TASK PROMPT → Find each line with the string "JSON" and copy it.

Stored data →
##############################

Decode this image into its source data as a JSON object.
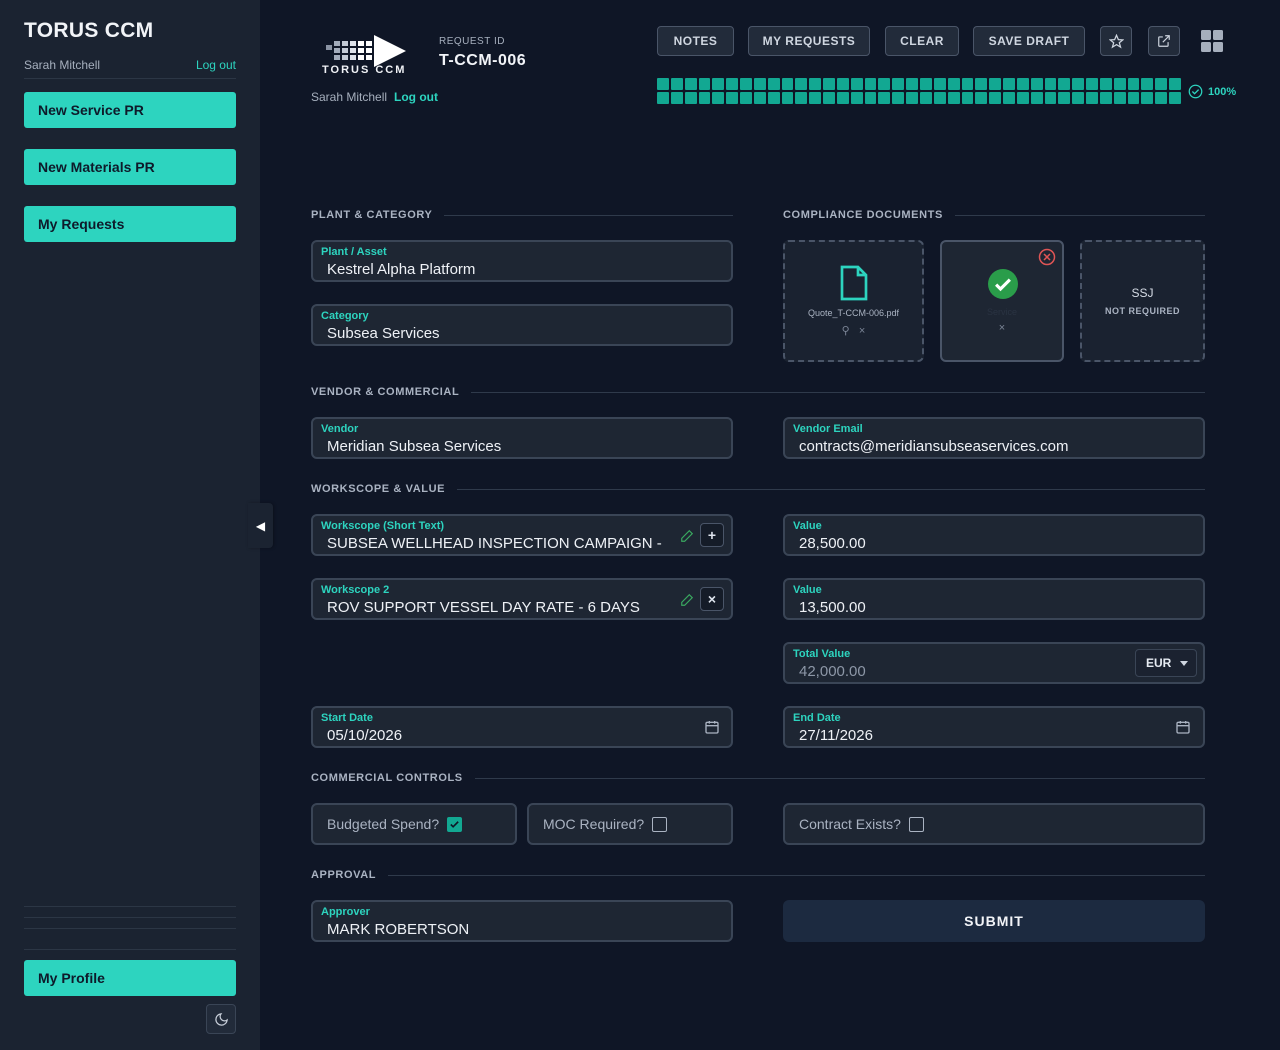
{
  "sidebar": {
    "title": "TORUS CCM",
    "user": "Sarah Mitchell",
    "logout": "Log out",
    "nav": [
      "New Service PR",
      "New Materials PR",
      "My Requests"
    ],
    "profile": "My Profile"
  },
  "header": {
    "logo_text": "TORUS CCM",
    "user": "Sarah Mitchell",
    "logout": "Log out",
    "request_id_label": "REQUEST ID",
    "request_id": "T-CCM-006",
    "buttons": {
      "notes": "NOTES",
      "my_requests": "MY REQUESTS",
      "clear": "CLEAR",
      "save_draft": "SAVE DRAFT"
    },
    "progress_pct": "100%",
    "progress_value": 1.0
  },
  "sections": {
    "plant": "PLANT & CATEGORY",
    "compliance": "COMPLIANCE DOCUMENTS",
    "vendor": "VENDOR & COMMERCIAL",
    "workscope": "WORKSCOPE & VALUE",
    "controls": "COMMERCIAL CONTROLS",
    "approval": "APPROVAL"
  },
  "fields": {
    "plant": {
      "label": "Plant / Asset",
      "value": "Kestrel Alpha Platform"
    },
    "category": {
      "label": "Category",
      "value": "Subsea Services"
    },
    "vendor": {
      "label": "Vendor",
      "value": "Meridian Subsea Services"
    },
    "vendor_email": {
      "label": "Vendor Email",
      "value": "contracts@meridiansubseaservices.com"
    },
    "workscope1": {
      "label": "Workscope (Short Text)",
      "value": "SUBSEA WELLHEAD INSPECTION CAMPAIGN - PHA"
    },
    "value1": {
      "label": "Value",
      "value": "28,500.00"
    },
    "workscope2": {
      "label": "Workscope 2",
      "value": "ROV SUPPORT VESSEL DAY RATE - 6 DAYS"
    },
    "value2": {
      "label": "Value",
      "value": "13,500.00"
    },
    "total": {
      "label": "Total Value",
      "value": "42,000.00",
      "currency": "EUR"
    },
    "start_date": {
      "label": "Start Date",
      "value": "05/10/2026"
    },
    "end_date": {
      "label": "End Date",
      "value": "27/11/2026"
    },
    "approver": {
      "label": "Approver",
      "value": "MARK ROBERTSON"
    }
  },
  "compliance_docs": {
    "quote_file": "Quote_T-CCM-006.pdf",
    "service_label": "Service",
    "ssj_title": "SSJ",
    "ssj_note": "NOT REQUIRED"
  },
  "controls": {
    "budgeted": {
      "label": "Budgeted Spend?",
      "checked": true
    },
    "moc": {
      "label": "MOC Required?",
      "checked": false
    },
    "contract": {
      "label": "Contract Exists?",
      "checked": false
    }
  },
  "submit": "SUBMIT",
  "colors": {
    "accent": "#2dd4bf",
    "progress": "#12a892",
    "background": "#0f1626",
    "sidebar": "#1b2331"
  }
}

##############################

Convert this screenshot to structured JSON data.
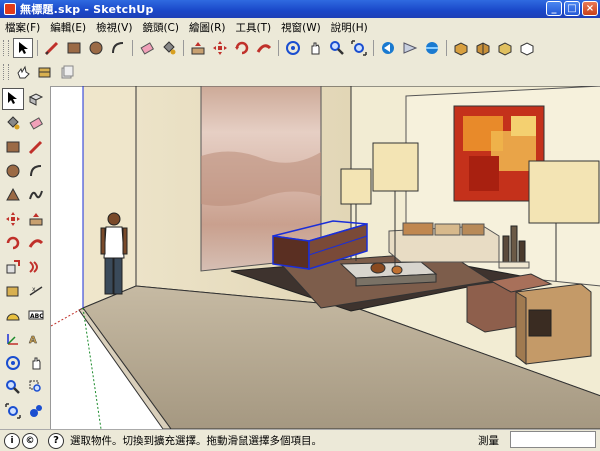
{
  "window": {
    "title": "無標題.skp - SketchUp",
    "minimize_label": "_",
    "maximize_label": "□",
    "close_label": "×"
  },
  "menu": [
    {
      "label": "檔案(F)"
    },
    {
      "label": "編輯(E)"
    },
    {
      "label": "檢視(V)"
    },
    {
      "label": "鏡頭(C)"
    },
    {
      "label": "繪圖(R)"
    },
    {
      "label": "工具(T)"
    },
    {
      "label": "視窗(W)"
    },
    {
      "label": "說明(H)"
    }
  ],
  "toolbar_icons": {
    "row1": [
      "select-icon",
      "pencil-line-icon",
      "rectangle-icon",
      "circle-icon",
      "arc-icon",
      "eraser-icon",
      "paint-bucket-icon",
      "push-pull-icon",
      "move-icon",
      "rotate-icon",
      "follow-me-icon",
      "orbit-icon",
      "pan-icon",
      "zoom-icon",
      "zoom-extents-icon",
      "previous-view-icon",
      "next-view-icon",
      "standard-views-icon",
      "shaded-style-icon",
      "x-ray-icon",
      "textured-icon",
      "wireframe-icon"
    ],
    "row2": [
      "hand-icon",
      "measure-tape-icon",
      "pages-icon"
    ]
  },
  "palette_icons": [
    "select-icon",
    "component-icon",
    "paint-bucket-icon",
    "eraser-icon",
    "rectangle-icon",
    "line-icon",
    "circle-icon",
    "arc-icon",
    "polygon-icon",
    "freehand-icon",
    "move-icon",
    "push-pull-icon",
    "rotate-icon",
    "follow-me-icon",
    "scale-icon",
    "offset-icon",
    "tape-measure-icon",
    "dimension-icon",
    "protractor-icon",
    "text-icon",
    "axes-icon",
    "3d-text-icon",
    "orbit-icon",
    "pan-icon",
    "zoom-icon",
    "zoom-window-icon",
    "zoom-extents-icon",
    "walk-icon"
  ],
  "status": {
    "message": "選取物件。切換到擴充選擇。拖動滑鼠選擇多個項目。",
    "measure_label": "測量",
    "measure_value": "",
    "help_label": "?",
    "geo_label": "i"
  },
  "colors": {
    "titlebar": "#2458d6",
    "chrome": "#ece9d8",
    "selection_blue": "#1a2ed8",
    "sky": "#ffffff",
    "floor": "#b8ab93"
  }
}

##############################

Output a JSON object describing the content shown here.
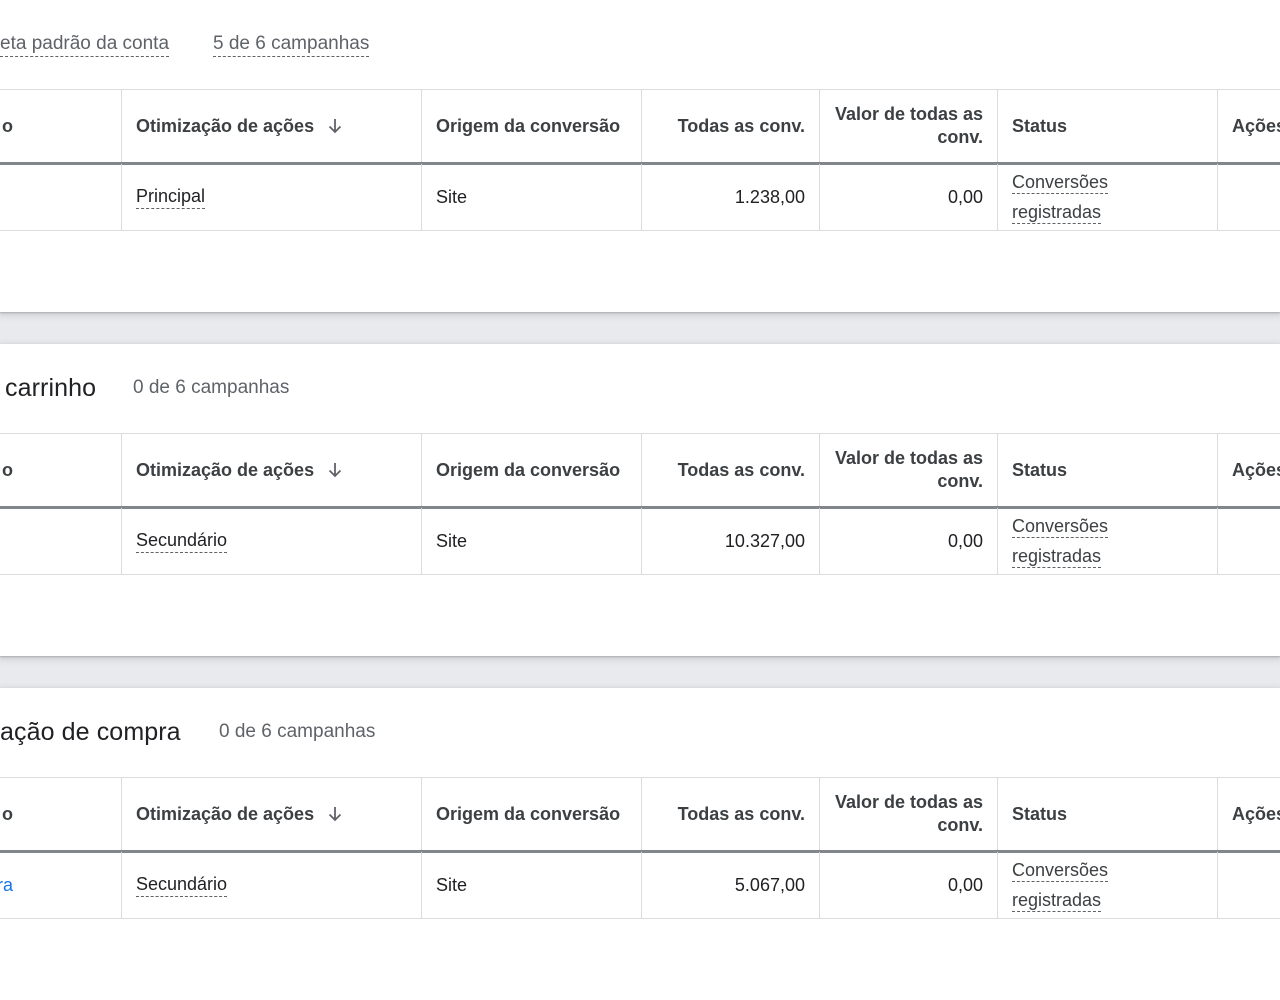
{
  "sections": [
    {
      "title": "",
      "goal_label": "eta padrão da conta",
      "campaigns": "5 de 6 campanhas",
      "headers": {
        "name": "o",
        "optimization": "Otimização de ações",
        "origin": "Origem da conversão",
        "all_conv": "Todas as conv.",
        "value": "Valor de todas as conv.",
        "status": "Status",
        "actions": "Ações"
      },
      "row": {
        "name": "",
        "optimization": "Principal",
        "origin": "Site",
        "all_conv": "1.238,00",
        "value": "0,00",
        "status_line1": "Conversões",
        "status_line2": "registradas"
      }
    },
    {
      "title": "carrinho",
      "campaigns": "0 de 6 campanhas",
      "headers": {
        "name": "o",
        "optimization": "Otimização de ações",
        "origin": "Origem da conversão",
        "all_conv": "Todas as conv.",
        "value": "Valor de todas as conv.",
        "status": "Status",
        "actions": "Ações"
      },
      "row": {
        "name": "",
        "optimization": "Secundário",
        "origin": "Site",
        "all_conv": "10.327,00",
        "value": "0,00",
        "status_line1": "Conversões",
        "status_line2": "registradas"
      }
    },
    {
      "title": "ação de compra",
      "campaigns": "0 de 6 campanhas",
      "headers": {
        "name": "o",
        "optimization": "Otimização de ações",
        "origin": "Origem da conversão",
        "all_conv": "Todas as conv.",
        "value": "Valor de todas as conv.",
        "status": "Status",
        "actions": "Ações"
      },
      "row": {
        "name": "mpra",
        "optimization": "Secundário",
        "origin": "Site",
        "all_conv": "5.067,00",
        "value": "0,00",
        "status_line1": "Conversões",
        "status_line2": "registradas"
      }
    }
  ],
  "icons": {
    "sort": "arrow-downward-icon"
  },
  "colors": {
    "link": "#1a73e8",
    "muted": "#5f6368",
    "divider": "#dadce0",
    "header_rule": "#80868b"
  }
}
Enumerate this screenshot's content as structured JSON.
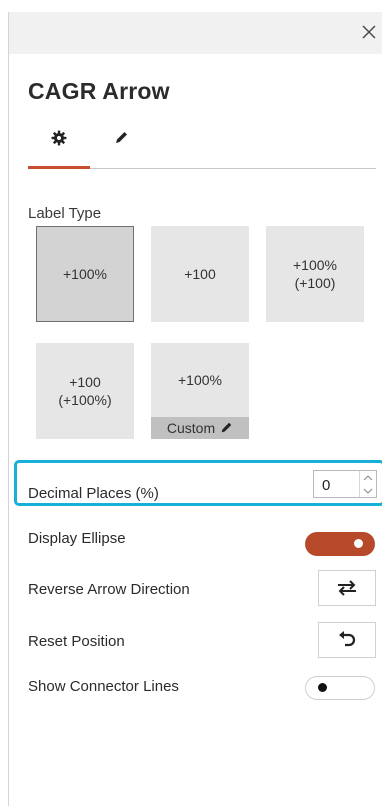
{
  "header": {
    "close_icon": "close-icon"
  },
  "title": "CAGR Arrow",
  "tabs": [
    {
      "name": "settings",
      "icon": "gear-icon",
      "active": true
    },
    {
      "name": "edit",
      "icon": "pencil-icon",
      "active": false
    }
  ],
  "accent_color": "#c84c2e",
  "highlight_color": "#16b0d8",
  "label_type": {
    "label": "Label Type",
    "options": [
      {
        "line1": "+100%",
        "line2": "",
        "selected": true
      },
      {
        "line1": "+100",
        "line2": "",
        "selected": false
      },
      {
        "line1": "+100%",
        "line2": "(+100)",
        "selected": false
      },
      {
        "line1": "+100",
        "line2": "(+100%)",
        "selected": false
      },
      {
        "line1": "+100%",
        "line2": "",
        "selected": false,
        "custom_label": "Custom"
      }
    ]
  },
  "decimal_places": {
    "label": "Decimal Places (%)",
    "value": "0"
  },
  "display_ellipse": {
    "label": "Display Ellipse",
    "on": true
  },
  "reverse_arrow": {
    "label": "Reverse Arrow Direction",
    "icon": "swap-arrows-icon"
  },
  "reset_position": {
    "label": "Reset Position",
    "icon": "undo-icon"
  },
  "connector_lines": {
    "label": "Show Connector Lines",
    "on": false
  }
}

##############################

COMPLETE RESPONSE →
Decode this image into its source data as a JSON object.
Convert this screenshot to structured JSON data.
Output a JSON object describing the content shown here.
Enumerate this screenshot's content as structured JSON.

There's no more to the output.